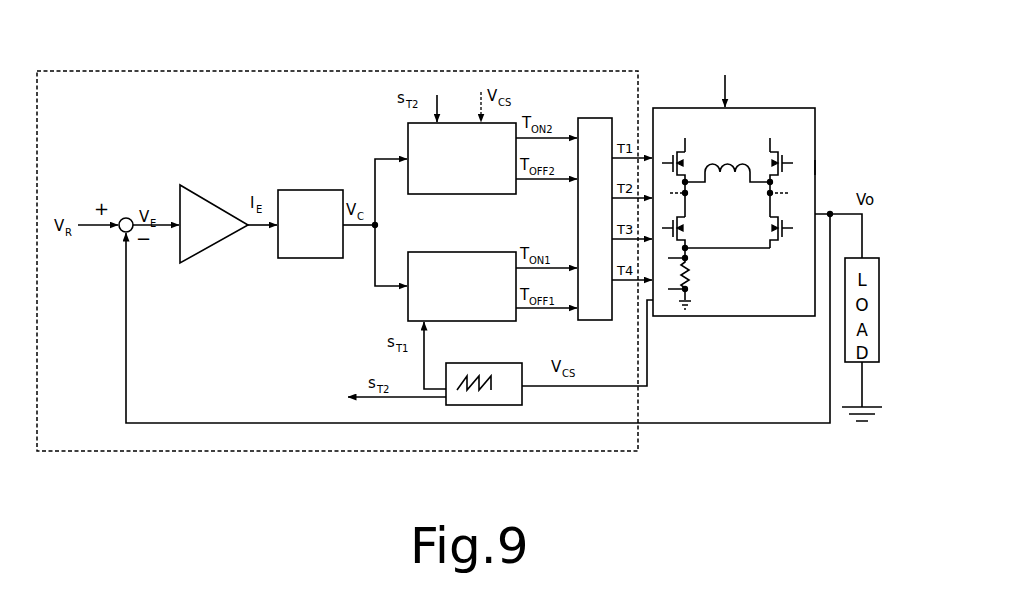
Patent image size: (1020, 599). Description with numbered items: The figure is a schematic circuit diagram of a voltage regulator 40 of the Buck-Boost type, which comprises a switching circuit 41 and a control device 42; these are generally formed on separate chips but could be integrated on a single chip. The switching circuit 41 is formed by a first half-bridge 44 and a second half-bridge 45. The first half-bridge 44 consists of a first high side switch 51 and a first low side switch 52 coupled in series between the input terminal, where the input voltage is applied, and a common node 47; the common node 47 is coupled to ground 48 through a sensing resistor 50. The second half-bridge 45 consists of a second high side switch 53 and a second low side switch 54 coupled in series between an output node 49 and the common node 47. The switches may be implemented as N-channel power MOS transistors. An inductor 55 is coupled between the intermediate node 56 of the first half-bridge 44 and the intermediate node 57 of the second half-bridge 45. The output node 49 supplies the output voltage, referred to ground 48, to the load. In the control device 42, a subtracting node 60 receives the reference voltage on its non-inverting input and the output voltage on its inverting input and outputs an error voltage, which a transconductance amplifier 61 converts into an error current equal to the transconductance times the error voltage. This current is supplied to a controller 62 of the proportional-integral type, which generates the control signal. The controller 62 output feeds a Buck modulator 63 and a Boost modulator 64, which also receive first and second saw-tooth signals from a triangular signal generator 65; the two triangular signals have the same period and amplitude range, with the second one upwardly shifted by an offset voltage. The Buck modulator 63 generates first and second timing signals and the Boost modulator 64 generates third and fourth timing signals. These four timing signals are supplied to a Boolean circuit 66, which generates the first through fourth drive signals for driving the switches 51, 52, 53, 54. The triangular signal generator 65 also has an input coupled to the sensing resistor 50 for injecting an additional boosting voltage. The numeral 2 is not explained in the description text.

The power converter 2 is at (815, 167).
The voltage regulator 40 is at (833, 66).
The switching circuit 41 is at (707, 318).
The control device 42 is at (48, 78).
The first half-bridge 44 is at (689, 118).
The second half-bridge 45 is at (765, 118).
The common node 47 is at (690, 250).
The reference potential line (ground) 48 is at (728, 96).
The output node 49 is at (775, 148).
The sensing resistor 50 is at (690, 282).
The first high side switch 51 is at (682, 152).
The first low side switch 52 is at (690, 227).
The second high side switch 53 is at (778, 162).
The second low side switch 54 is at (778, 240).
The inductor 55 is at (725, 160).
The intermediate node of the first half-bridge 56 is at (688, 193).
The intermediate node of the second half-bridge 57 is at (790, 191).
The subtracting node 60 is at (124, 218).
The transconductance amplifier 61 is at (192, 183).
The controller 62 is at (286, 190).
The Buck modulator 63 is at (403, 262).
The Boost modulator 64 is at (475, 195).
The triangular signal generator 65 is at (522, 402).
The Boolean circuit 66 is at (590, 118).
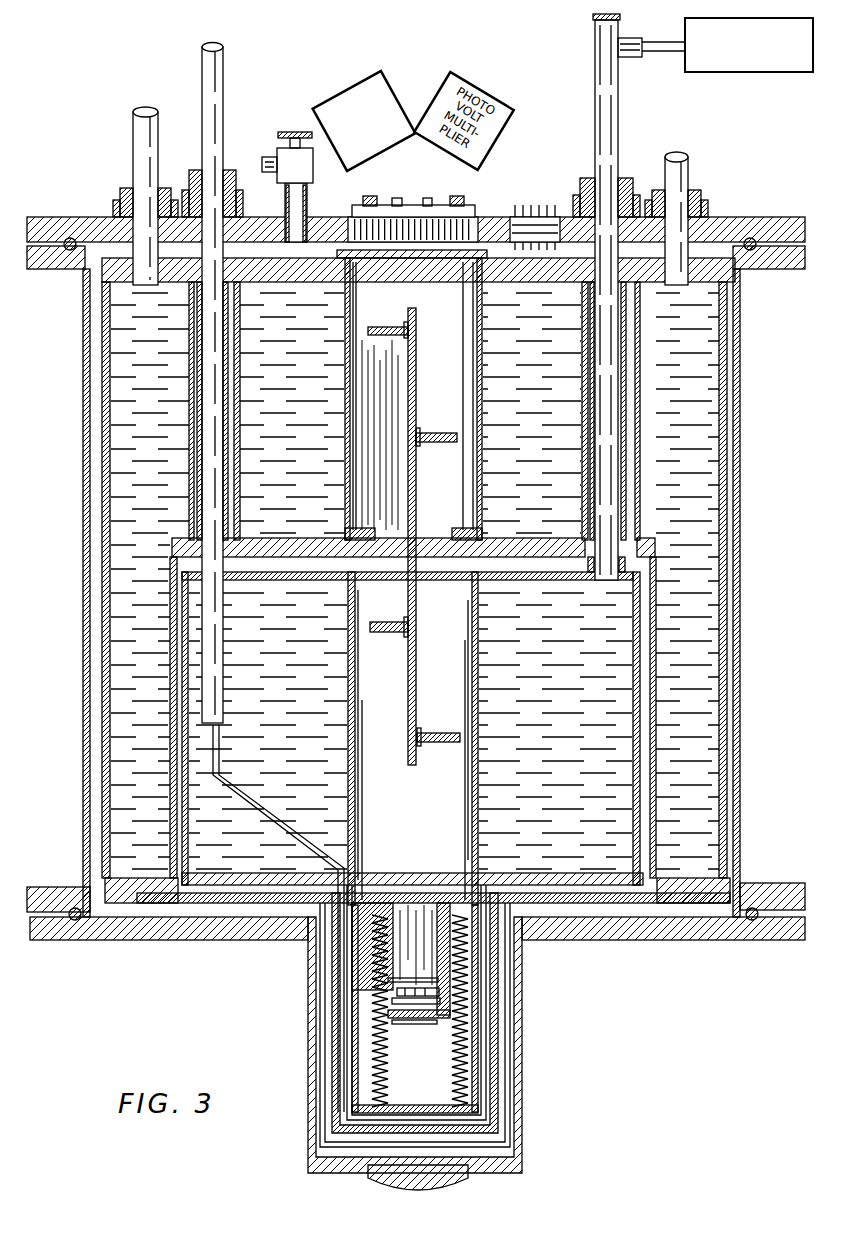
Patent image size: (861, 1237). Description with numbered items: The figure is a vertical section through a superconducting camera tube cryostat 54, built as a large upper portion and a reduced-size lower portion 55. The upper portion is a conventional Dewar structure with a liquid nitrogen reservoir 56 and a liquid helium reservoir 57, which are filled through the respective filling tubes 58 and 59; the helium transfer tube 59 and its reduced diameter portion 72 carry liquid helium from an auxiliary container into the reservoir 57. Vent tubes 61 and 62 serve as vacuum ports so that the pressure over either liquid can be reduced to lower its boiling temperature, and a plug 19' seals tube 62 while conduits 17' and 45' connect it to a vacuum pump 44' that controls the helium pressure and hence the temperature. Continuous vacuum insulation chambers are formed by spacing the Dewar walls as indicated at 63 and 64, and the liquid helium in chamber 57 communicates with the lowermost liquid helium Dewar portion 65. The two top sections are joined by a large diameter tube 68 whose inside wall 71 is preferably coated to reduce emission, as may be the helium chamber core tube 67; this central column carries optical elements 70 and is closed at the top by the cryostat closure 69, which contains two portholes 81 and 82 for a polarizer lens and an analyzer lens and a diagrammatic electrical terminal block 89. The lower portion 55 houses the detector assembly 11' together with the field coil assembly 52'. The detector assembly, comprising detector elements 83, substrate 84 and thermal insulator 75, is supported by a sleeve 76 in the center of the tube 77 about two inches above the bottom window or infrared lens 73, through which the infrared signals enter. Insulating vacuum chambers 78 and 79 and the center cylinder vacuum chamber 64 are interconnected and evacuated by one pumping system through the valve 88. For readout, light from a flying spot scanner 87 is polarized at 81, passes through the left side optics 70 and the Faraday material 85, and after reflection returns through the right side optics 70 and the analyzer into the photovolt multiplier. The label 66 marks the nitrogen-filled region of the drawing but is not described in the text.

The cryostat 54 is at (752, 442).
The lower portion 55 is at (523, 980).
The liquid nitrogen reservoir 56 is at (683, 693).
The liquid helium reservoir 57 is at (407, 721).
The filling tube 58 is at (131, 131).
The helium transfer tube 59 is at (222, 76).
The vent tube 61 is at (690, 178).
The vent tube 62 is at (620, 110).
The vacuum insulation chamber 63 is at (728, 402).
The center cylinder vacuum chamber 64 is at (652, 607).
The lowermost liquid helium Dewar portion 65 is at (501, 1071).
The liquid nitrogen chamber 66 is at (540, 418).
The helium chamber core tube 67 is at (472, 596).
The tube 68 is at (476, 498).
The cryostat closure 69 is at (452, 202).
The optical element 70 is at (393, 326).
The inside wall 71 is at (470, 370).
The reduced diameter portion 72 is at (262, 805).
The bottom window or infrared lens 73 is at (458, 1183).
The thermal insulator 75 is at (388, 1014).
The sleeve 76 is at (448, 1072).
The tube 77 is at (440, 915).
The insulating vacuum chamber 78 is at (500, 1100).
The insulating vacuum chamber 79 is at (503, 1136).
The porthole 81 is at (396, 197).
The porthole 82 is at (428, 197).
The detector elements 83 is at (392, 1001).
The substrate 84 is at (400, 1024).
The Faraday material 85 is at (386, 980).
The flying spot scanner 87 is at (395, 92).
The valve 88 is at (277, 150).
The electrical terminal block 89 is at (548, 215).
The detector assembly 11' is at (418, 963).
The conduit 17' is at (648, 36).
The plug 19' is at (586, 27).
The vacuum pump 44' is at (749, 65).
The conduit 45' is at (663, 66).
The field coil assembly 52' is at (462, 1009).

---

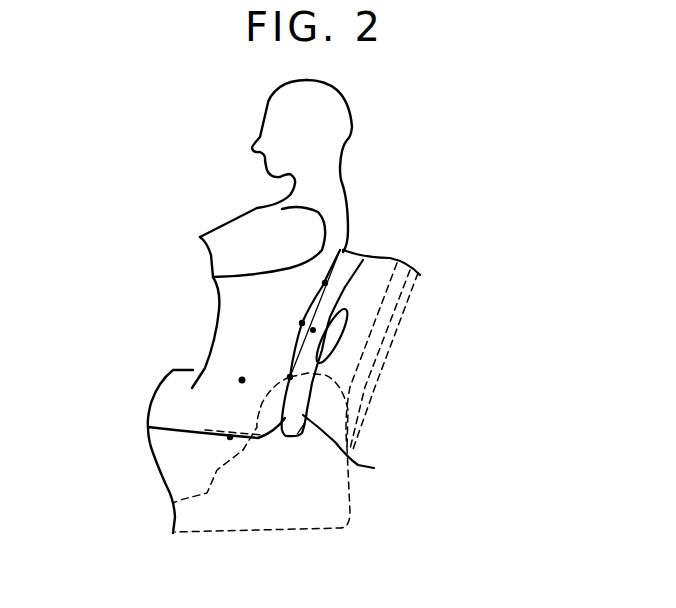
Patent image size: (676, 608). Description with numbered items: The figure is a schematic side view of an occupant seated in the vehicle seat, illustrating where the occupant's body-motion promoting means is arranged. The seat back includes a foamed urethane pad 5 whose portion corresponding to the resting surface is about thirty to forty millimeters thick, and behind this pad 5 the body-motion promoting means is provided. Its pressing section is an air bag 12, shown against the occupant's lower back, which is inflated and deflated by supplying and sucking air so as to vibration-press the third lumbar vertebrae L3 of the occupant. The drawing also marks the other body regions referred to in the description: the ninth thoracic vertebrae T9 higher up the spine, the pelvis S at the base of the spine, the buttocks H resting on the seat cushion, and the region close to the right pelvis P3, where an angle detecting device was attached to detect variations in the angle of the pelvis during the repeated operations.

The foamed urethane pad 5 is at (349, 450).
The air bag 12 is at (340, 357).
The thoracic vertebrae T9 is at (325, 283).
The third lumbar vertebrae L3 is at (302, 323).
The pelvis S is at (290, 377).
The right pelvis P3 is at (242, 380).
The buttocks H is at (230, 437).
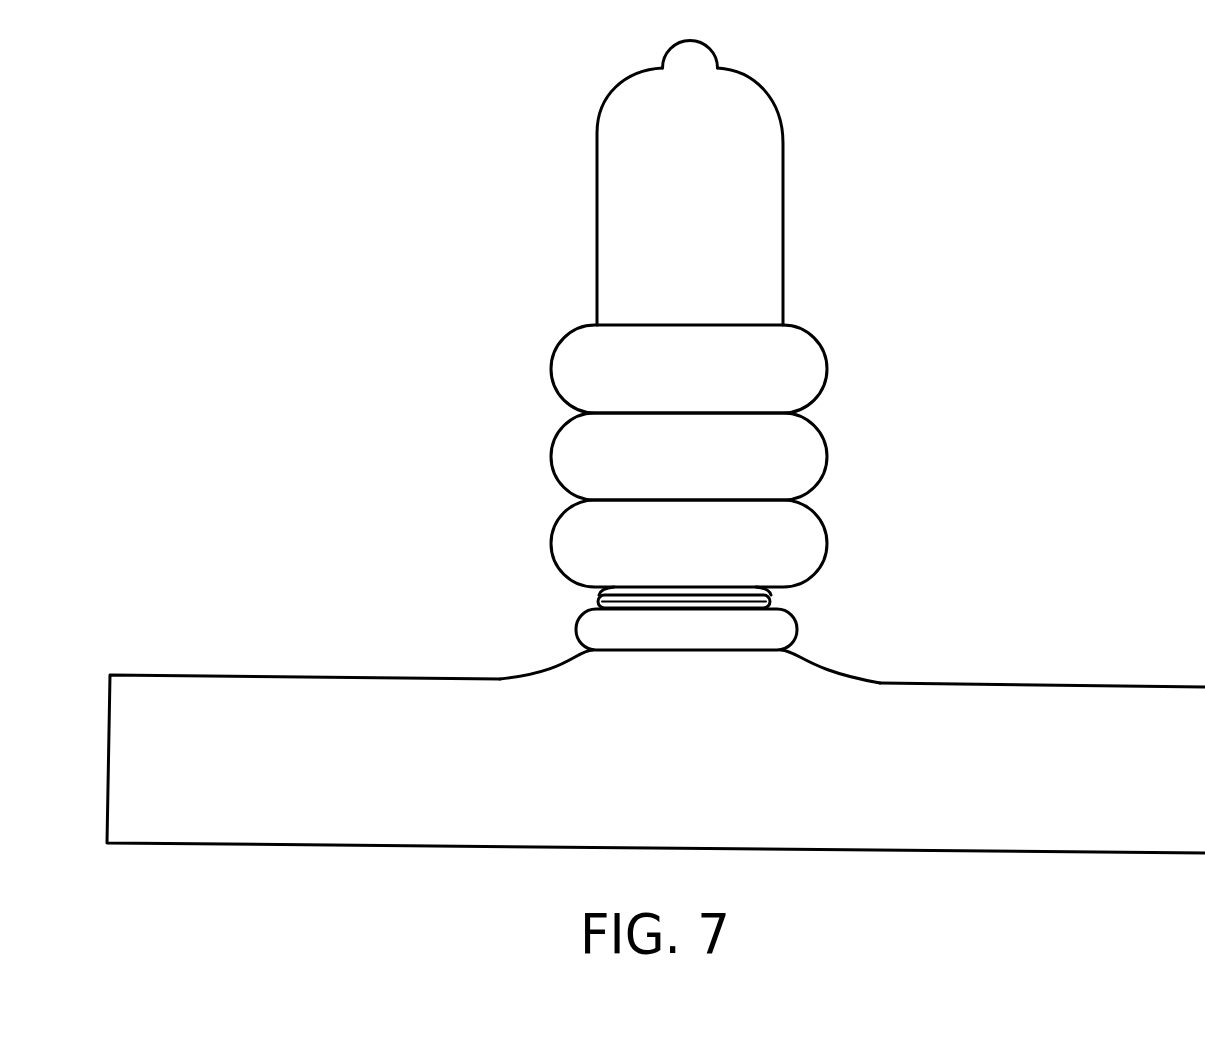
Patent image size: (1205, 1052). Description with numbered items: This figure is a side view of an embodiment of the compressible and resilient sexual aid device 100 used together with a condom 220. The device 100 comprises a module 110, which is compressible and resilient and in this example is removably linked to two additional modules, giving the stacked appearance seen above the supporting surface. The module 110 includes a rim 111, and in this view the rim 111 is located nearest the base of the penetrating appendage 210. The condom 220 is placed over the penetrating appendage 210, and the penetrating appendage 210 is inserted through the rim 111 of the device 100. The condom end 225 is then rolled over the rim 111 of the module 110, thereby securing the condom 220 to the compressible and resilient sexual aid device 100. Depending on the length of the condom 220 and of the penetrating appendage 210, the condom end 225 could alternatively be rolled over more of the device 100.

...

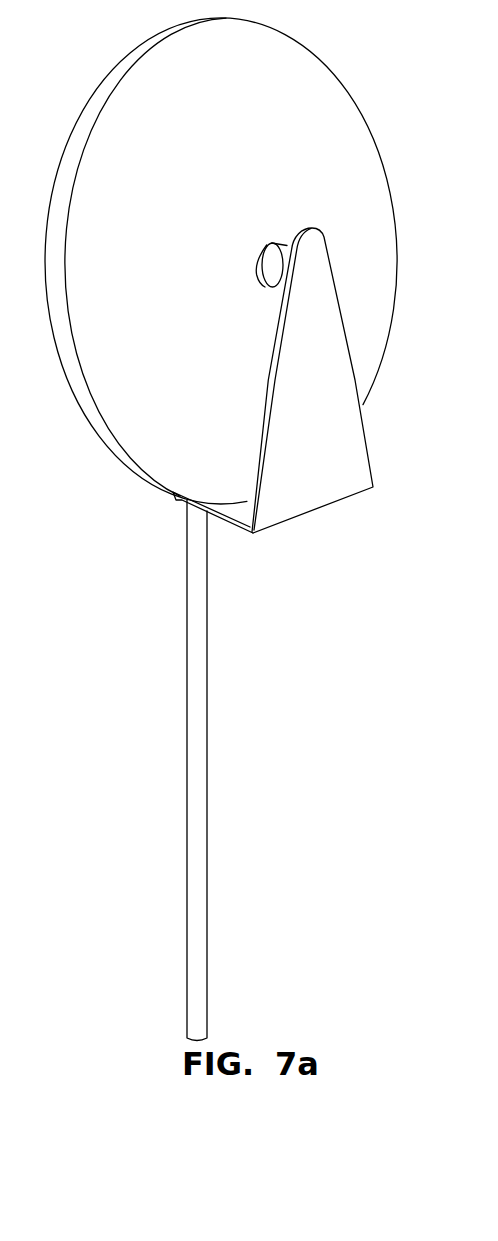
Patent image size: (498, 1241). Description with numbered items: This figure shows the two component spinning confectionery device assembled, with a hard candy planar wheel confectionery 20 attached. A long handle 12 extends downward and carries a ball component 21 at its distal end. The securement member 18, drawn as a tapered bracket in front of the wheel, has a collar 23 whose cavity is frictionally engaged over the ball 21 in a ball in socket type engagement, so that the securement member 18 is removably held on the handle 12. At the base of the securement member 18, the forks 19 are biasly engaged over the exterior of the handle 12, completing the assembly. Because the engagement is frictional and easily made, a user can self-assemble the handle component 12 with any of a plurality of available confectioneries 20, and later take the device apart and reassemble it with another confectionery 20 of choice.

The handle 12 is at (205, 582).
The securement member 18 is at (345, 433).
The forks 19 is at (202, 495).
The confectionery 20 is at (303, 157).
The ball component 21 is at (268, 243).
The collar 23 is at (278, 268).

PROBLEM STATEMENT: Reproduce word for word everything in the records from the line containing "Patent image size: (676, 608)." down to the line containing "The buttocks H is at (230, 437).", including both of those lines.

THE COMPLETED TASK:
Patent image size: (676, 608). Description with numbered items: The figure is a schematic side view of an occupant seated in the vehicle seat, illustrating where the occupant's body-motion promoting means is arranged. The seat back includes a foamed urethane pad 5 whose portion corresponding to the resting surface is about thirty to forty millimeters thick, and behind this pad 5 the body-motion promoting means is provided. Its pressing section is an air bag 12, shown against the occupant's lower back, which is inflated and deflated by supplying and sucking air so as to vibration-press the third lumbar vertebrae L3 of the occupant. The drawing also marks the other body regions referred to in the description: the ninth thoracic vertebrae T9 higher up the spine, the pelvis S at the base of the spine, the buttocks H resting on the seat cushion, and the region close to the right pelvis P3, where an angle detecting device was attached to detect variations in the angle of the pelvis during the repeated operations.

The foamed urethane pad 5 is at (349, 450).
The air bag 12 is at (340, 357).
The thoracic vertebrae T9 is at (325, 283).
The third lumbar vertebrae L3 is at (302, 323).
The pelvis S is at (290, 377).
The right pelvis P3 is at (242, 380).
The buttocks H is at (230, 437).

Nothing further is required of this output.